### Problem description
Read through the records below and copy each line that uses the word "полк".

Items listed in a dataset
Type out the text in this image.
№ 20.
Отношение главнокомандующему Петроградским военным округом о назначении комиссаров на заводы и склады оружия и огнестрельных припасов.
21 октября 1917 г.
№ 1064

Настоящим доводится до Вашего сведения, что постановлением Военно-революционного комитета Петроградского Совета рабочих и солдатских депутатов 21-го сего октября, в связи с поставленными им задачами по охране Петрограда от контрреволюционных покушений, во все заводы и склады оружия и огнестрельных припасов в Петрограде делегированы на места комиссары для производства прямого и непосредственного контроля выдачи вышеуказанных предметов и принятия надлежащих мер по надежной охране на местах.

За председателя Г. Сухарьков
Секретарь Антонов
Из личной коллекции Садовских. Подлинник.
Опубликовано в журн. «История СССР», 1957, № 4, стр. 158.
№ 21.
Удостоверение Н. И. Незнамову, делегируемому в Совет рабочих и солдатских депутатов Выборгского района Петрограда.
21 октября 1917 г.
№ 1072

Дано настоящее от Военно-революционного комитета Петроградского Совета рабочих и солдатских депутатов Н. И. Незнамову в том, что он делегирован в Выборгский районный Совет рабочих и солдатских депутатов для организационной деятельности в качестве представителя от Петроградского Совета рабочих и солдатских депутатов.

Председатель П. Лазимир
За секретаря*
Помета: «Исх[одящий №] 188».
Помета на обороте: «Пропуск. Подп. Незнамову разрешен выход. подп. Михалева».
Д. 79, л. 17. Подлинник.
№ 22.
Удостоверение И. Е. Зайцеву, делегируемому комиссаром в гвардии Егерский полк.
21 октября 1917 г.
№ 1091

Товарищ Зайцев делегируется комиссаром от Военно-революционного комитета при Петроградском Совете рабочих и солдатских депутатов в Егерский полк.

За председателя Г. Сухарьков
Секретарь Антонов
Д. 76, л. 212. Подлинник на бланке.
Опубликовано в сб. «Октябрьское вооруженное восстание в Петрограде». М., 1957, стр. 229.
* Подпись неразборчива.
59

### Reply
Удостоверение И. Е. Зайцеву, делегируемому комиссаром в гвардии Егерский полк.
Товарищ Зайцев делегируется комиссаром от Военно-революционного комитета при Петроградском Совете рабочих и солдатских депутатов в Егерский полк.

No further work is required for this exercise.